◆ **DATA SHOWN**:

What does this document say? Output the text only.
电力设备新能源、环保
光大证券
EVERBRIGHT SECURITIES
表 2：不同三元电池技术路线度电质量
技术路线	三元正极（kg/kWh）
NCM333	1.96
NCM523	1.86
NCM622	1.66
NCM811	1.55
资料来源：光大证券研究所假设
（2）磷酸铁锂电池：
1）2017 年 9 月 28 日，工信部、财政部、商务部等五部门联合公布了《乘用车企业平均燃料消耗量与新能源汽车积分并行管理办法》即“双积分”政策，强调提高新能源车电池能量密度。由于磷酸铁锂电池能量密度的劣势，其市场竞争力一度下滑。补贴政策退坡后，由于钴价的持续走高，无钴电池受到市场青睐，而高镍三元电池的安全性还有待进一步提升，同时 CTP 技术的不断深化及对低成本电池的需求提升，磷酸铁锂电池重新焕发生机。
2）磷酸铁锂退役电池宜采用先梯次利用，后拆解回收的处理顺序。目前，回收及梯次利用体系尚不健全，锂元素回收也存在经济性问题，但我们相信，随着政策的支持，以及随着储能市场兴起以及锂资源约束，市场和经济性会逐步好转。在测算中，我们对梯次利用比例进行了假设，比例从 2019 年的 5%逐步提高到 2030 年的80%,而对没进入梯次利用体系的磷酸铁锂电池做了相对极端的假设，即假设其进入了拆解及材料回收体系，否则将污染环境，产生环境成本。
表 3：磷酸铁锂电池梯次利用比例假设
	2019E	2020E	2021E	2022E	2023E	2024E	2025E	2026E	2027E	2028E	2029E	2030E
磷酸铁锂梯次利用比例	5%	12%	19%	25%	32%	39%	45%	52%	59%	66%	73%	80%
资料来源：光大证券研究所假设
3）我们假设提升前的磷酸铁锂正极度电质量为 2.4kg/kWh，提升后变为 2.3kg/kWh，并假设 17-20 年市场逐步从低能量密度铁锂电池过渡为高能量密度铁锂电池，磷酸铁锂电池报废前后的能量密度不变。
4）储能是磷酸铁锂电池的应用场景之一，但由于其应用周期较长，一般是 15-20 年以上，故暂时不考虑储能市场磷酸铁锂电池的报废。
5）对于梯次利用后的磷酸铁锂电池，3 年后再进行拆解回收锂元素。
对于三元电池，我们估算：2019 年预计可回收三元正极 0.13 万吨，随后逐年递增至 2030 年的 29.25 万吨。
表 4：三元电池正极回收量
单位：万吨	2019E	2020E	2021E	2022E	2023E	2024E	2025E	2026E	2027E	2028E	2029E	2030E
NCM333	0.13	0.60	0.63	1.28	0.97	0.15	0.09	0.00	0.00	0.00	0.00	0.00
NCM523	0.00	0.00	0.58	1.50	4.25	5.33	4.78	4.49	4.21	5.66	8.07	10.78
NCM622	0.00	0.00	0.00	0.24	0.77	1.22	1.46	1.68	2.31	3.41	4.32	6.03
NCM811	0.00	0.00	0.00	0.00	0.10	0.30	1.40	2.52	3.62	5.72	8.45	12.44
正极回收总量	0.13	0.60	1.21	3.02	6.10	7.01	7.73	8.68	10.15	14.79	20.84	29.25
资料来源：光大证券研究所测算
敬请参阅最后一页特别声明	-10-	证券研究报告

◆ **DESCRIPTION OF THE TASK**: Write out the data exactly as it stands.

◆ **ANSWER TO THIS PROBLEM**:
What does this document say? Output the text only.
电力设备新能源、环保
光大证券
EVERBRIGHT SECURITIES
表 2：不同三元电池技术路线度电质量
技术路线	三元正极（kg/kWh）
NCM333	1.96
NCM523	1.86
NCM622	1.66
NCM811	1.55
资料来源：光大证券研究所假设
（2）磷酸铁锂电池：
1）2017 年 9 月 28 日，工信部、财政部、商务部等五部门联合公布了《乘用车企业平均燃料消耗量与新能源汽车积分并行管理办法》即“双积分”政策，强调提高新能源车电池能量密度。由于磷酸铁锂电池能量密度的劣势，其市场竞争力一度下滑。补贴政策退坡后，由于钴价的持续走高，无钴电池受到市场青睐，而高镍三元电池的安全性还有待进一步提升，同时 CTP 技术的不断深化及对低成本电池的需求提升，磷酸铁锂电池重新焕发生机。
2）磷酸铁锂退役电池宜采用先梯次利用，后拆解回收的处理顺序。目前，回收及梯次利用体系尚不健全，锂元素回收也存在经济性问题，但我们相信，随着政策的支持，以及随着储能市场兴起以及锂资源约束，市场和经济性会逐步好转。在测算中，我们对梯次利用比例进行了假设，比例从 2019 年的 5%逐步提高到 2030 年的80%,而对没进入梯次利用体系的磷酸铁锂电池做了相对极端的假设，即假设其进入了拆解及材料回收体系，否则将污染环境，产生环境成本。
表 3：磷酸铁锂电池梯次利用比例假设
	2019E	2020E	2021E	2022E	2023E	2024E	2025E	2026E	2027E	2028E	2029E	2030E
磷酸铁锂梯次利用比例	5%	12%	19%	25%	32%	39%	45%	52%	59%	66%	73%	80%
资料来源：光大证券研究所假设
3）我们假设提升前的磷酸铁锂正极度电质量为 2.4kg/kWh，提升后变为 2.3kg/kWh，并假设 17-20 年市场逐步从低能量密度铁锂电池过渡为高能量密度铁锂电池，磷酸铁锂电池报废前后的能量密度不变。
4）储能是磷酸铁锂电池的应用场景之一，但由于其应用周期较长，一般是 15-20 年以上，故暂时不考虑储能市场磷酸铁锂电池的报废。
5）对于梯次利用后的磷酸铁锂电池，3 年后再进行拆解回收锂元素。
对于三元电池，我们估算：2019 年预计可回收三元正极 0.13 万吨，随后逐年递增至 2030 年的 29.25 万吨。
表 4：三元电池正极回收量
单位：万吨	2019E	2020E	2021E	2022E	2023E	2024E	2025E	2026E	2027E	2028E	2029E	2030E
NCM333	0.13	0.60	0.63	1.28	0.97	0.15	0.09	0.00	0.00	0.00	0.00	0.00
NCM523	0.00	0.00	0.58	1.50	4.25	5.33	4.78	4.49	4.21	5.66	8.07	10.78
NCM622	0.00	0.00	0.00	0.24	0.77	1.22	1.46	1.68	2.31	3.41	4.32	6.03
NCM811	0.00	0.00	0.00	0.00	0.10	0.30	1.40	2.52	3.62	5.72	8.45	12.44
正极回收总量	0.13	0.60	1.21	3.02	6.10	7.01	7.73	8.68	10.15	14.79	20.84	29.25
资料来源：光大证券研究所测算
敬请参阅最后一页特别声明	-10-	证券研究报告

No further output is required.